Figure 5Stability map of the correlation between East Siberian September sea ice extent and (a) OT100 annual (L4), (b) OT100 annual (L1), (c) SST MAM, (d) TT May, (e) DW MAM, (f) PWC May, (g) SLP Jan and (h) VSURF MAM. Regions where the correlation is stable, positive and significant for at least 80 % of the 21-year windows are shaded with dark red (95 %), red (90 %), orange (85 %) and yellow (80 %). The corresponding regions where the correlation is stable, but negative, are shaded with dark blue (95 %), blue (90 %), green (85 %) and light green (80 %). The black boxes indicate the regions used for the September sea ice extent at the end of May.

Following the same steps as in the case of May data, for the model based on June data, the parameters contributing to the optimal forecast model are shown in Fig. 2. As additional predictors, on top of those for May (Fig. 1), we have VSURF Jun, USURF Jun and TT Jun (Table 3). The observed and forecasted values of SSIE based on June data are shown in Fig. 4b. The overall explained variance of the June-based model, over the calibration (validation) period, is 85 % (79 %), and the correlation coefficient between the observed and forecasted SSIE values is r=0.92 (r= 0.89) (99.9 % significance level). The June-based model exhibits also very good skill and shows slight improvements compared to the May-based model: NSE = 0.85 (0.78) and d=0.96 (0.93). For the model based on July data, the parameters contributing to the optimal forecast model, on top of those based on May (Fig. 1) and June (Fig. 2), are shown in Fig. 3 and Table 3. The observed and predicted values of SSIE based on July data are shown in Fig. 4c. The overall explained variance of the June-based model, over the calibration (validation) period, is 86 % (81 %), and the correlation coefficient between the observed and forecasted SSIE values is r=0.93 (r= 0.90) (99.9 % significance level). The July-based model exhibits also very good skill and shows also slight improvements compared to the May- and June-based models: NSE = 0.86 (0.80) and d=0.96 (0.94).

## 3.2 Application of the methodology for regional SSIE prediction

To test the robustness of our statistical model and to move towards stakeholder-relevant regions, in this study, we are investigating also the skill of our model at regional scale. Thus, we have repeated the same analysis as in the previous section but for the sea ice extent averaged over the East Siberian Sea (ESS) (Fig. S1 in the Supplement). In this study, we focus on the ESS because in September 2007 and 2012, negative ice concentration anomalies were particularly pronounced over this region of the Arctic Ocean (Fig. S1a and b, respectively) and the highest variability of the SSIE is recorded here (Fig. S1c). In addition, since 2011, the eastern ESS has been nearly ice free (<10 % SSIE) at the end of summer (Polyakov et al., 2017). Moreover, when looking at the correlation coefficients between the pan-Arctic SSIE and regional September SIE, the highest correlation, at lag 0, is found with ESS SSIE (r=0.72, Table 4).

Figure 6Stability map of the correlation between East Siberian September sea ice extent and TT Jun. Regions where the correlation is stable, positive and significant for at least 80 % of the 21-year windows are shaded with dark red (95 %), red (90 %), orange (85 %) and yellow (80 %). The corresponding regions where the correlation is stable, but negative, are shaded with dark blue (95 %), blue (90 %), green (85 %) and light green (80 %). The black boxes indicate the regions used for the September sea ice extent at the end of June in addition to the variables of May.

Stored dataset items
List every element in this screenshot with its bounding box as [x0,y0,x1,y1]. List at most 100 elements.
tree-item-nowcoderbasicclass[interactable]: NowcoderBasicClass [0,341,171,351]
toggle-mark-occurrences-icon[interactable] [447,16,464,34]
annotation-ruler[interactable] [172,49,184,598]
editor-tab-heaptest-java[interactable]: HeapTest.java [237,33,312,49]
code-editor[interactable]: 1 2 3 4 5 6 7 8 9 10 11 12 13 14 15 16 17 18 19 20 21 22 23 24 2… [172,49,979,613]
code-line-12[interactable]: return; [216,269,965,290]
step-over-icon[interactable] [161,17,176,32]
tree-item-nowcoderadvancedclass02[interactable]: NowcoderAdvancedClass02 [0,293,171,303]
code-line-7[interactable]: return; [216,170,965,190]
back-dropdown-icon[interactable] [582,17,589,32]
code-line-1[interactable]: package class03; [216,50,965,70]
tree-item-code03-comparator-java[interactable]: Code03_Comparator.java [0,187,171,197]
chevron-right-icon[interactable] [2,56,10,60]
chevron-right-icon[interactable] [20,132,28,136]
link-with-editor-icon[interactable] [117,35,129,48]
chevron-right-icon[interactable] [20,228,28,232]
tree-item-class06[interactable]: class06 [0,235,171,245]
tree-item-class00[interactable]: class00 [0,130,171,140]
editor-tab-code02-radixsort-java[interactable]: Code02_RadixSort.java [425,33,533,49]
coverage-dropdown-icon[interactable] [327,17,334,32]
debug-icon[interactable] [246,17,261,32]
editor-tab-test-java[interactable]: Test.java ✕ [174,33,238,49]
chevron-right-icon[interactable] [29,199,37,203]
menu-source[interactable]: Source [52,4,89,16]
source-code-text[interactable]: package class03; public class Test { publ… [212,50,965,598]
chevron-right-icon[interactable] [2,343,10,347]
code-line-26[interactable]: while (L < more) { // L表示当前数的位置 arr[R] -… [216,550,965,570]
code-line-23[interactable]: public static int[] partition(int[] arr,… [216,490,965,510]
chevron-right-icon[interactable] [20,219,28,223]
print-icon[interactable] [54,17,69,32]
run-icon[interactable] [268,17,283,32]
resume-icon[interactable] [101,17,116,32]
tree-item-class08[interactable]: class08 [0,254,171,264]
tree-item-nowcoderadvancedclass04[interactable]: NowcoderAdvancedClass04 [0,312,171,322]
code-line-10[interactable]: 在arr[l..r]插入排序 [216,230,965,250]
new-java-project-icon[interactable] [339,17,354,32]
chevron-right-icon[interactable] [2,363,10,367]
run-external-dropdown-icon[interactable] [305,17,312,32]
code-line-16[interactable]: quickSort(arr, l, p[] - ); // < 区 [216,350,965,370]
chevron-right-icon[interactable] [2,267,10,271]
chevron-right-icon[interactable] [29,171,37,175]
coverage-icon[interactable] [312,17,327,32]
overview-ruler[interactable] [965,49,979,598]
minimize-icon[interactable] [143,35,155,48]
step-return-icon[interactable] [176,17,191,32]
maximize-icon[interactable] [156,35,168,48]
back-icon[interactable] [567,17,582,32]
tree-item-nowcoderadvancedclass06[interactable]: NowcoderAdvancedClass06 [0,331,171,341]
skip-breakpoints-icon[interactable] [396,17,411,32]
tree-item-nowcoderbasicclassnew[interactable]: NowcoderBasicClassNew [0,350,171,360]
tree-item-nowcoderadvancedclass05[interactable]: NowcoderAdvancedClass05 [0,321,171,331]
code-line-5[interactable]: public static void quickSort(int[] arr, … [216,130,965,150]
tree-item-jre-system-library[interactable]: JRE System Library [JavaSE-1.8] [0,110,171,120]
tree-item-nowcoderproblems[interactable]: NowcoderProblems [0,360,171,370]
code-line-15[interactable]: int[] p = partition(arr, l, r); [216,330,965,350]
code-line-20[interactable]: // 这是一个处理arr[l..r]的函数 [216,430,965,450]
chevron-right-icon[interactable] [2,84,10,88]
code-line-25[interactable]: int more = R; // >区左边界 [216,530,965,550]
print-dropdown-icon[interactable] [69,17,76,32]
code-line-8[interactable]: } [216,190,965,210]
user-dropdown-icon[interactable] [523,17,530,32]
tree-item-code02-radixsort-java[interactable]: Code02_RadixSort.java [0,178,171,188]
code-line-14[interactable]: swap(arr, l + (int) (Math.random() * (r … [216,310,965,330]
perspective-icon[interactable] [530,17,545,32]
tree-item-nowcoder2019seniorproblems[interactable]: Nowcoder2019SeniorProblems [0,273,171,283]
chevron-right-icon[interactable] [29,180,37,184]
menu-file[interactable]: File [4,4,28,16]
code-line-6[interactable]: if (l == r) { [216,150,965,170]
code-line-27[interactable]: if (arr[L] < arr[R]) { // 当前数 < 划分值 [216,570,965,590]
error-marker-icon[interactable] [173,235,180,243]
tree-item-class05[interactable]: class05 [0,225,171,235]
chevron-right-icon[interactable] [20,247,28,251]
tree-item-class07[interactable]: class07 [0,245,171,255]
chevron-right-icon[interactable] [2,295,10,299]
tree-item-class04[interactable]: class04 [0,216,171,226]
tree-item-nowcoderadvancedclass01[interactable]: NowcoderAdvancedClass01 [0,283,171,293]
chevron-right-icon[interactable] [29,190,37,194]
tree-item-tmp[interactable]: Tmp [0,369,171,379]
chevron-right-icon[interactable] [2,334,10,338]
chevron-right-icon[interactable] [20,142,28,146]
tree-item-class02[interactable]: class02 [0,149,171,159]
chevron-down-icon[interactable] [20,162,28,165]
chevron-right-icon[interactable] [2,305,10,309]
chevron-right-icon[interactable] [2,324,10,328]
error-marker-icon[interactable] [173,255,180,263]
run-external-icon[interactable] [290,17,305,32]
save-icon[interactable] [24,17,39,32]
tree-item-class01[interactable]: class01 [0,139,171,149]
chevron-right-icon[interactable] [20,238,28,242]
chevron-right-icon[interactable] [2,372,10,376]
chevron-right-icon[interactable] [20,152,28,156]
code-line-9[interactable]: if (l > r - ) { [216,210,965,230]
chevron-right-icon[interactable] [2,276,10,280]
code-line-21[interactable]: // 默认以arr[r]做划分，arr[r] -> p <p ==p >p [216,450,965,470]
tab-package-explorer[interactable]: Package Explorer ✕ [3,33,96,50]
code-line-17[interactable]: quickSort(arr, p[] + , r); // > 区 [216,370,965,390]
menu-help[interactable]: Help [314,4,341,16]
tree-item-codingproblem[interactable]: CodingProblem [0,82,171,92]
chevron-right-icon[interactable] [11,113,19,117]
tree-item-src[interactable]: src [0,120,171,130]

» **What to work on**:
1. In the sea ice excerpt, what is the correlation at lag 0 between the pan-Arctic SSIE and the East Siberian Sea SSIE?
2. Quote the listing word for word, starting at its first line and ending at the line containing "annotation-ruler[interactable] [172,49,184,598]", both included.

» **Solutions to the exercise**:
1. r=0.72

2.
List every element in this screenshot with its bounding box as [x0,y0,x1,y1]. List at most 100 elements.
tree-item-nowcoderbasicclass[interactable]: NowcoderBasicClass [0,341,171,351]
toggle-mark-occurrences-icon[interactable] [447,16,464,34]
annotation-ruler[interactable] [172,49,184,598]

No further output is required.